- _Challenge_: Every line that contains the word "CloseLine" should be copied.

═════ Material supplied ═════

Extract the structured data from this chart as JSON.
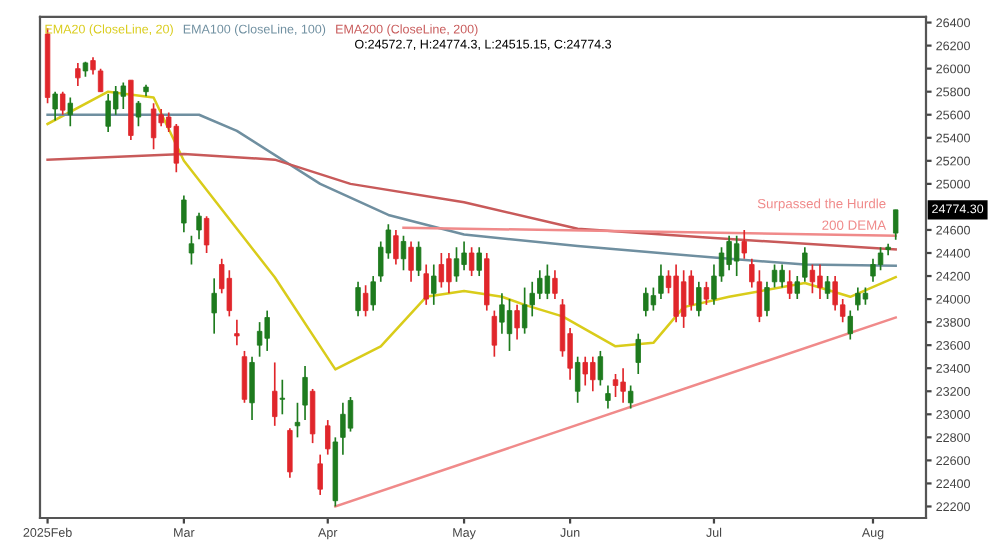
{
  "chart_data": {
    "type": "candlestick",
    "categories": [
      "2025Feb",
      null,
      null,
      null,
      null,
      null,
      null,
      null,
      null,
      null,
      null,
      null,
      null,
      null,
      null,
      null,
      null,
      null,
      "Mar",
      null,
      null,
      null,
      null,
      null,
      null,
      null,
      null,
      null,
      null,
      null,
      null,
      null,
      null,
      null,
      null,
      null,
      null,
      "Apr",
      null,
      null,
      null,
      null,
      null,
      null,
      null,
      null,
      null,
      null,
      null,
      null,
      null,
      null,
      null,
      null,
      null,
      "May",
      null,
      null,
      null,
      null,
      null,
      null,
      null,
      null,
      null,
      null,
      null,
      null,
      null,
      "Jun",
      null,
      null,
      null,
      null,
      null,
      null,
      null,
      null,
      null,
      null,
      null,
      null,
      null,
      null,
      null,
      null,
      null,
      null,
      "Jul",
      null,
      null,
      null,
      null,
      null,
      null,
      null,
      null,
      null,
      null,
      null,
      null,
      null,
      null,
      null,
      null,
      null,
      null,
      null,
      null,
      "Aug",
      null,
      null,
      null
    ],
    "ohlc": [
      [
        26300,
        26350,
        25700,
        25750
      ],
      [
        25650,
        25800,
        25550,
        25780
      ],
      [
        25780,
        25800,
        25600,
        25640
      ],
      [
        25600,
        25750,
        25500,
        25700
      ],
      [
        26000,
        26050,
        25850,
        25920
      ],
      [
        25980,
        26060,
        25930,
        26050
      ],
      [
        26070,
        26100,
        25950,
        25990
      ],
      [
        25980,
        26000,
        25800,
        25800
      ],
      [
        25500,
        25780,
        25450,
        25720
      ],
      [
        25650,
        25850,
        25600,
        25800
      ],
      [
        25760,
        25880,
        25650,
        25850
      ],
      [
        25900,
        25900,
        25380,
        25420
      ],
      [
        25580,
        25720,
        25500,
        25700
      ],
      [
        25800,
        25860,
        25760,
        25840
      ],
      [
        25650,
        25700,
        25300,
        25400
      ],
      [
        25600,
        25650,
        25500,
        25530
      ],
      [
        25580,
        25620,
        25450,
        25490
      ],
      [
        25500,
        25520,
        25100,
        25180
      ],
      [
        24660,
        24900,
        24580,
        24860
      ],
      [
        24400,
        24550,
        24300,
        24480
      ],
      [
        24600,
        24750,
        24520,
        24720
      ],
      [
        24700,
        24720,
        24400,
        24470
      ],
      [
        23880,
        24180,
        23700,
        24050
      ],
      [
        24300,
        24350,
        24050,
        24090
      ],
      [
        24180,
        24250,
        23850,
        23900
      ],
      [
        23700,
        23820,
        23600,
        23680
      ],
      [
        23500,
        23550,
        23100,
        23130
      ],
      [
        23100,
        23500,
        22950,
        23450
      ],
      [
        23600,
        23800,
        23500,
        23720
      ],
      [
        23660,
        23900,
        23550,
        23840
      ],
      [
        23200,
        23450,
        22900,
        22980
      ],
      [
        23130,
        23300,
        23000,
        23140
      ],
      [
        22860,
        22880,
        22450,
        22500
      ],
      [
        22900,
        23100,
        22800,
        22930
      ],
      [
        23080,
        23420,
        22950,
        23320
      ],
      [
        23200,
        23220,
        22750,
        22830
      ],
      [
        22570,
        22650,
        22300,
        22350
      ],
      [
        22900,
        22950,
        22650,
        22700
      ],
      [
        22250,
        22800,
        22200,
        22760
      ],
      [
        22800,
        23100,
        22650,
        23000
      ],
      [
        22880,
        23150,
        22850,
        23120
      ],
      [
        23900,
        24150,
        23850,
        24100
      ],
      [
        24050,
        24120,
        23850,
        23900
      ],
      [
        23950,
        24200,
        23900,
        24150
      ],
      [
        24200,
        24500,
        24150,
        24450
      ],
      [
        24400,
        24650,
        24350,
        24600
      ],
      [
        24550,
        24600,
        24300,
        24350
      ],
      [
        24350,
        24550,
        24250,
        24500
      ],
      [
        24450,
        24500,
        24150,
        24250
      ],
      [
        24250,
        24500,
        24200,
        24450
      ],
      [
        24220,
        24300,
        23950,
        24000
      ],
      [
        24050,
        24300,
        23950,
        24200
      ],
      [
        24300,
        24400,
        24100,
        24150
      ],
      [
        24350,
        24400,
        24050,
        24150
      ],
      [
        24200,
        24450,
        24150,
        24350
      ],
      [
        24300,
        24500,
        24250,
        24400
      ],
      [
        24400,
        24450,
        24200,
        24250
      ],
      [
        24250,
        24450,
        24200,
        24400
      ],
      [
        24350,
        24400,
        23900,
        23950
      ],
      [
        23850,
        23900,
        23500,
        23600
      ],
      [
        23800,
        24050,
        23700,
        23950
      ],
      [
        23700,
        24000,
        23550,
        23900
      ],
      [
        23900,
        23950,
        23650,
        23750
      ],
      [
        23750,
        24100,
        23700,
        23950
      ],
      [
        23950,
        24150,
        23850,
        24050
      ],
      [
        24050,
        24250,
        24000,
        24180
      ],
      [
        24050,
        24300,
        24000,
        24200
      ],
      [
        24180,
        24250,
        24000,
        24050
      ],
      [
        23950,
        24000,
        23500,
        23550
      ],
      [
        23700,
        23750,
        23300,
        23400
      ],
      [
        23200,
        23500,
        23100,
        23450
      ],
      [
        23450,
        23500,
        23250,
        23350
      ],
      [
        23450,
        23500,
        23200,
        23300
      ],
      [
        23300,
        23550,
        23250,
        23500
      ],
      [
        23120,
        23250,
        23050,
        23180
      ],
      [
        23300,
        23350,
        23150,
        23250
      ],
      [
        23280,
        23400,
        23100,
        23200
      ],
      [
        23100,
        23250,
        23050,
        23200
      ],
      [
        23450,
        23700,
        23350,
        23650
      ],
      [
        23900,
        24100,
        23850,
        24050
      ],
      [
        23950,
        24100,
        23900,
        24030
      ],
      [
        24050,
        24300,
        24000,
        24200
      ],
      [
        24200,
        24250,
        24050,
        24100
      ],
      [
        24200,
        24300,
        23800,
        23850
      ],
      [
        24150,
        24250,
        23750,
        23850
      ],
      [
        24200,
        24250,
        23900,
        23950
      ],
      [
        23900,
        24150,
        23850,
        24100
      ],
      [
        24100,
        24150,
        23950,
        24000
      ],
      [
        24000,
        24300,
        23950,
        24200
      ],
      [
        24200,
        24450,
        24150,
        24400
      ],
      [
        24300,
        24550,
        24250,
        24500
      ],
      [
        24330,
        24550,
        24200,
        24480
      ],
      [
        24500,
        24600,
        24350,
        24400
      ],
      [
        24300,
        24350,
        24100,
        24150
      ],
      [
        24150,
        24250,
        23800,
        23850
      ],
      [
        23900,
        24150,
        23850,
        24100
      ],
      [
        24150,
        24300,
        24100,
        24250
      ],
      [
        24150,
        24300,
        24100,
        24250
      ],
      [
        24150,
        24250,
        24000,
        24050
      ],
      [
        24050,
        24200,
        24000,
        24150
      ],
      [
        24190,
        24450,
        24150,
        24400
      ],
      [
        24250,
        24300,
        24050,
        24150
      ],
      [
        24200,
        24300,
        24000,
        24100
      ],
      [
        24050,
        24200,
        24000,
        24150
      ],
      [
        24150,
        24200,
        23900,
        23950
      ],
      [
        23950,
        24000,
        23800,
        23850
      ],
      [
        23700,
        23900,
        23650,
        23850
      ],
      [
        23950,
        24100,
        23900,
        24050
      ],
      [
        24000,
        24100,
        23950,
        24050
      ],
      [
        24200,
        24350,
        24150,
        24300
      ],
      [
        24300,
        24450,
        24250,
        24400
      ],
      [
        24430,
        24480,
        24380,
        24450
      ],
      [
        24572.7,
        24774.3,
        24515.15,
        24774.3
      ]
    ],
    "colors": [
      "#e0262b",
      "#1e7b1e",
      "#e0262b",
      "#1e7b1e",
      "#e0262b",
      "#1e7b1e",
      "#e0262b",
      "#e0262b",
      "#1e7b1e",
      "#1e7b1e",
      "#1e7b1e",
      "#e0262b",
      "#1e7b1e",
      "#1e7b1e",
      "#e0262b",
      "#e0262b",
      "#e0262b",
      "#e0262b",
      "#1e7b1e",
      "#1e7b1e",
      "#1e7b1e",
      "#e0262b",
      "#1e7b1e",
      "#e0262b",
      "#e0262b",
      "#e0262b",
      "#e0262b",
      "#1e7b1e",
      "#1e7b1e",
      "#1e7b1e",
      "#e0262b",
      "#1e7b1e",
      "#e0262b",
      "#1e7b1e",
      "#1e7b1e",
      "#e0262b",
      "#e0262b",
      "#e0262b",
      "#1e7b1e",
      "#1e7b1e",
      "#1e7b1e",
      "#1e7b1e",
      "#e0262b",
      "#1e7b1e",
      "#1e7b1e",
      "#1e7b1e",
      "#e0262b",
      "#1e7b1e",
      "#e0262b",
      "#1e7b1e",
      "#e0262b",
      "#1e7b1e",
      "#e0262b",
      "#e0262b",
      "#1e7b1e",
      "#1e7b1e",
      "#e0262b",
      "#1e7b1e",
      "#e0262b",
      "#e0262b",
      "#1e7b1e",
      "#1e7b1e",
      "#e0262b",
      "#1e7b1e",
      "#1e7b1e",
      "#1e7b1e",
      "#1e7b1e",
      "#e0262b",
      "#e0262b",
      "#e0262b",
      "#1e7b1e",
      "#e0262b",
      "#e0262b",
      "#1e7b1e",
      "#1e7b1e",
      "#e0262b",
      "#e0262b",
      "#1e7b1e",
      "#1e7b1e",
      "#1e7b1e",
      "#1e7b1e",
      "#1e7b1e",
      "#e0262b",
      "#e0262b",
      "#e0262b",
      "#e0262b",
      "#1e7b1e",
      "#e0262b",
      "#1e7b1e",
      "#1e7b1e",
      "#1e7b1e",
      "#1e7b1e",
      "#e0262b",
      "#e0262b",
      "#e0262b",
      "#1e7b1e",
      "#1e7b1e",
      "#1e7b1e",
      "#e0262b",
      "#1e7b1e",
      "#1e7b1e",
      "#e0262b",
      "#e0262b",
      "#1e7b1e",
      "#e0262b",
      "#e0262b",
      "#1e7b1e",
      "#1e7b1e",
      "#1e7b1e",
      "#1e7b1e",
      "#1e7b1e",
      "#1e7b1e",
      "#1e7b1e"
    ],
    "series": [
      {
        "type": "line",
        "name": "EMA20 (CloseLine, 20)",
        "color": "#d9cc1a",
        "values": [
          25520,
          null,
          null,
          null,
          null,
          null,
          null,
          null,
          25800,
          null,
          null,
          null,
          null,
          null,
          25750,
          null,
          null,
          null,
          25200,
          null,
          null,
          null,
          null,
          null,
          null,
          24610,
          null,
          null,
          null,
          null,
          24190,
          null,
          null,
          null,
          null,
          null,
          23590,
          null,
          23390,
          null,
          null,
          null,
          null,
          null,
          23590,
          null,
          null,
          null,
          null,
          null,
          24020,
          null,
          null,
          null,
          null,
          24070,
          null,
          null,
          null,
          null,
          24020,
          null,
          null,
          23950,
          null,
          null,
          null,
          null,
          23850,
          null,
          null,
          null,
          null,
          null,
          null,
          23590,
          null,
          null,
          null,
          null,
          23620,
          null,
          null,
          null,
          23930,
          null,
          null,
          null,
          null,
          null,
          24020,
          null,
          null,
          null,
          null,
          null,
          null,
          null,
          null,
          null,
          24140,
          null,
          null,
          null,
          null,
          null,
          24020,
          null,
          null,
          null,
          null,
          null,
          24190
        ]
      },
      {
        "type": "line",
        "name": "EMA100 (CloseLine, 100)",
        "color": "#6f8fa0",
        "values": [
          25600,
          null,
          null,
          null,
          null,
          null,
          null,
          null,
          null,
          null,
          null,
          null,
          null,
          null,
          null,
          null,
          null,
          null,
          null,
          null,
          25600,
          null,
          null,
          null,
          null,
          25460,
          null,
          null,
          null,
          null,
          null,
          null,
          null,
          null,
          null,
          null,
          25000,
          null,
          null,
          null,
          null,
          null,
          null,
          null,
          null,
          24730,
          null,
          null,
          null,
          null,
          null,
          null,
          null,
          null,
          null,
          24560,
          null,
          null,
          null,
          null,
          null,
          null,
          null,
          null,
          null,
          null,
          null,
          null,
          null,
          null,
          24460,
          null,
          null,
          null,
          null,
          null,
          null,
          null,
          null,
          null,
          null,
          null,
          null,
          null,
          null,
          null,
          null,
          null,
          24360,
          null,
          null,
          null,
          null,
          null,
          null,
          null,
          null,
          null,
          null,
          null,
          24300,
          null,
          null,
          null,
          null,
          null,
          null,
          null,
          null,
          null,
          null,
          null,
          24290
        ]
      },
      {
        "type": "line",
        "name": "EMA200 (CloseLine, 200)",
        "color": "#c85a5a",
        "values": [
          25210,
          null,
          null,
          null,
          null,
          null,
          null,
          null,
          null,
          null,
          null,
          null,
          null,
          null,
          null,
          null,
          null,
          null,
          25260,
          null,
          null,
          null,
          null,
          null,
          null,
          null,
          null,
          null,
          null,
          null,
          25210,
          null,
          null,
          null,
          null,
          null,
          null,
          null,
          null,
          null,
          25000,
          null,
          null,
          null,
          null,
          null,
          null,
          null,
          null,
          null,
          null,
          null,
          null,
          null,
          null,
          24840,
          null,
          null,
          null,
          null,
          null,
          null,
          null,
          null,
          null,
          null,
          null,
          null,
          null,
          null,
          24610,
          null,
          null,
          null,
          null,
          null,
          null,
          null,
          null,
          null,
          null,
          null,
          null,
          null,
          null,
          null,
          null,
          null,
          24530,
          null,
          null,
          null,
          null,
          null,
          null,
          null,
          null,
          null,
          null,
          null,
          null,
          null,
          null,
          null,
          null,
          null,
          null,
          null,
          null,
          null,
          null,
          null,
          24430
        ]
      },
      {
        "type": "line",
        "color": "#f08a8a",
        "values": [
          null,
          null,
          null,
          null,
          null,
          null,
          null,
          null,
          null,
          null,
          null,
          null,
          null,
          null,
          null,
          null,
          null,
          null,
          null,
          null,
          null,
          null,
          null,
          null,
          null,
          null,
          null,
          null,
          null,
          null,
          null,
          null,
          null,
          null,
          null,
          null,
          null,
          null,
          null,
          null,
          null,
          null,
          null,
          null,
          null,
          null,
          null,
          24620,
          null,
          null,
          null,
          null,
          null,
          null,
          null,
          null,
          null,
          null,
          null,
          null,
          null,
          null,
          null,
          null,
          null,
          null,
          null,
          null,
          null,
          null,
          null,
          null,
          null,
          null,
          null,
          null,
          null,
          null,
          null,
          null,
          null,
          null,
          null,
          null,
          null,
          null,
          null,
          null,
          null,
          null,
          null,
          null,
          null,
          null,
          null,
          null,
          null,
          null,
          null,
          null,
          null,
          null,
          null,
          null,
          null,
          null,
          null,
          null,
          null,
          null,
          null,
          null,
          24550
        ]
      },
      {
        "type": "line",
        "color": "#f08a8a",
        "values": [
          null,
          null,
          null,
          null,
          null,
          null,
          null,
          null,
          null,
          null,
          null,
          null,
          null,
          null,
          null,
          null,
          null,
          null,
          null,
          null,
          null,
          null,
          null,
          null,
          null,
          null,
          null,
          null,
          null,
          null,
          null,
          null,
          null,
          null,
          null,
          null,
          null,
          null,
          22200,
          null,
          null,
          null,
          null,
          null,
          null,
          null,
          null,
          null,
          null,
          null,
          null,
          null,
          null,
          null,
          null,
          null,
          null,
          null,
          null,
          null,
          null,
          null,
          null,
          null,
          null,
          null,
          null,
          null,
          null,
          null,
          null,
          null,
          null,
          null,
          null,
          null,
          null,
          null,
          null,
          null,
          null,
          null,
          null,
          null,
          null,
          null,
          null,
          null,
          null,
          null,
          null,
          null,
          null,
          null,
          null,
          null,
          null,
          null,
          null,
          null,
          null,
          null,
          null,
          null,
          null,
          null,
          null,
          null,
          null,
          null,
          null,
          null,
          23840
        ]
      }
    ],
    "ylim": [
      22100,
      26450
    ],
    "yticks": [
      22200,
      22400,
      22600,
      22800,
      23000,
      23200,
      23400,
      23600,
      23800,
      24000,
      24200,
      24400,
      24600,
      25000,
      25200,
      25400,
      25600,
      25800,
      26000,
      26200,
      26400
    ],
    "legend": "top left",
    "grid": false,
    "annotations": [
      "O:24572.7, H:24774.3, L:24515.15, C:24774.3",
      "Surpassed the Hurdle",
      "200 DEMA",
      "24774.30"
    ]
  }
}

═════

- _Exercise solution_:
        "name": "EMA20 (CloseLine, 20)",
        "name": "EMA100 (CloseLine, 100)",
        "name": "EMA200 (CloseLine, 200)",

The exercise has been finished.